▶ Input for this task:
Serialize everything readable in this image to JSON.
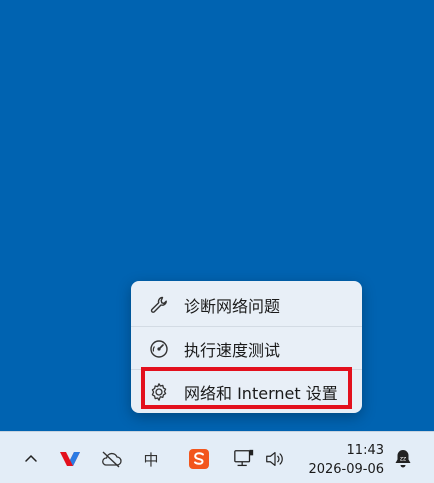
{
  "menu": {
    "items": [
      {
        "label": "诊断网络问题",
        "icon": "wrench-icon"
      },
      {
        "label": "执行速度测试",
        "icon": "speedometer-icon"
      },
      {
        "label": "网络和 Internet 设置",
        "icon": "gear-icon"
      }
    ],
    "highlight_color": "#e3101d"
  },
  "taskbar": {
    "ime_label": "中",
    "time": "11:43",
    "date": "2026-09-06",
    "tray_icons": [
      "chevron-up-icon",
      "vpn-app-icon",
      "cloud-offline-icon",
      "ime-icon",
      "sogou-input-icon",
      "network-icon",
      "volume-icon",
      "notification-icon"
    ]
  },
  "colors": {
    "desktop": "#0063b1",
    "taskbar": "#e3edf7",
    "menu": "#e8eff7"
  }
}
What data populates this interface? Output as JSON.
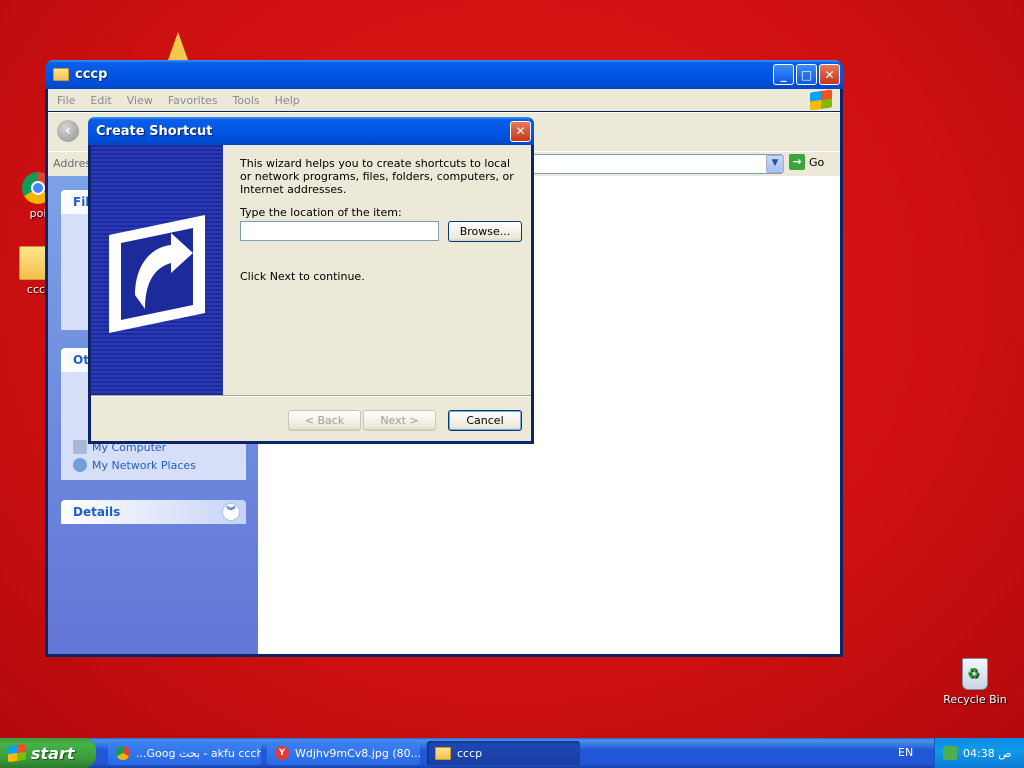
{
  "desktop": {
    "icons": [
      {
        "label": "poi"
      },
      {
        "label": "ccc"
      },
      {
        "label": "Recycle Bin"
      }
    ]
  },
  "explorer": {
    "title": "cccp",
    "menu": [
      "File",
      "Edit",
      "View",
      "Favorites",
      "Tools",
      "Help"
    ],
    "address_label": "Addres",
    "go_label": "Go",
    "tasks": {
      "file_header": "File",
      "other_header": "Ot",
      "other_links": [
        "My Computer",
        "My Network Places"
      ],
      "details_header": "Details"
    }
  },
  "dialog": {
    "title": "Create Shortcut",
    "intro": "This wizard helps you to create shortcuts to local or network programs, files, folders, computers, or Internet addresses.",
    "location_label": "Type the location of the item:",
    "location_value": "",
    "browse_label": "Browse...",
    "continue_text": "Click Next to continue.",
    "back_label": "< Back",
    "next_label": "Next >",
    "cancel_label": "Cancel"
  },
  "taskbar": {
    "start_label": "start",
    "buttons": [
      {
        "label": "...Goog بحث - akfu ccch",
        "icon": "chrome-icon"
      },
      {
        "label": "Wdjhv9mCv8.jpg (80...",
        "icon": "yandex-icon"
      },
      {
        "label": "cccp",
        "icon": "folder-icon"
      }
    ],
    "language": "EN",
    "clock": "ص 04:38"
  },
  "colors": {
    "desktop_red": "#d10f13",
    "xp_blue": "#0054e3",
    "start_green": "#3a9a3a"
  }
}
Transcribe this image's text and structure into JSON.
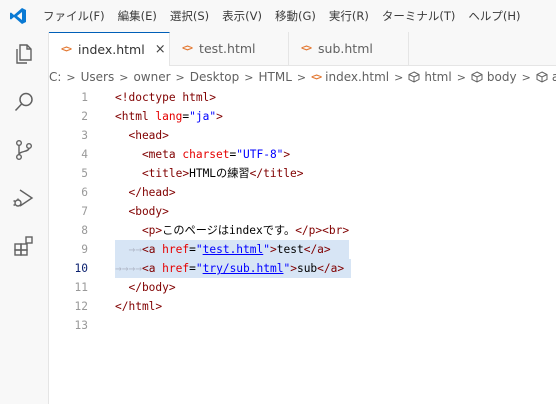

▶ What the task asks: Copy the final portion of the records: every line from the one containing "What data populates" through the last, word for word, without pictures.

▶ Answer to the problem:
What data populates this interface? Output as JSON.
{
  "desktop": {
    "icons": [
      {
        "label": "poi"
      },
      {
        "label": "ccc"
      },
      {
        "label": "Recycle Bin"
      }
    ]
  },
  "explorer": {
    "title": "cccp",
    "menu": [
      "File",
      "Edit",
      "View",
      "Favorites",
      "Tools",
      "Help"
    ],
    "address_label": "Addres",
    "go_label": "Go",
    "tasks": {
      "file_header": "File",
      "other_header": "Ot",
      "other_links": [
        "My Computer",
        "My Network Places"
      ],
      "details_header": "Details"
    }
  },
  "dialog": {
    "title": "Create Shortcut",
    "intro": "This wizard helps you to create shortcuts to local or network programs, files, folders, computers, or Internet addresses.",
    "location_label": "Type the location of the item:",
    "location_value": "",
    "browse_label": "Browse...",
    "continue_text": "Click Next to continue.",
    "back_label": "< Back",
    "next_label": "Next >",
    "cancel_label": "Cancel"
  },
  "taskbar": {
    "start_label": "start",
    "buttons": [
      {
        "label": "...Goog بحث - akfu ccch",
        "icon": "chrome-icon"
      },
      {
        "label": "Wdjhv9mCv8.jpg (80...",
        "icon": "yandex-icon"
      },
      {
        "label": "cccp",
        "icon": "folder-icon"
      }
    ],
    "language": "EN",
    "clock": "ص 04:38"
  },
  "colors": {
    "desktop_red": "#d10f13",
    "xp_blue": "#0054e3",
    "start_green": "#3a9a3a"
  }
}
Transcribe this image's text and structure into JSON.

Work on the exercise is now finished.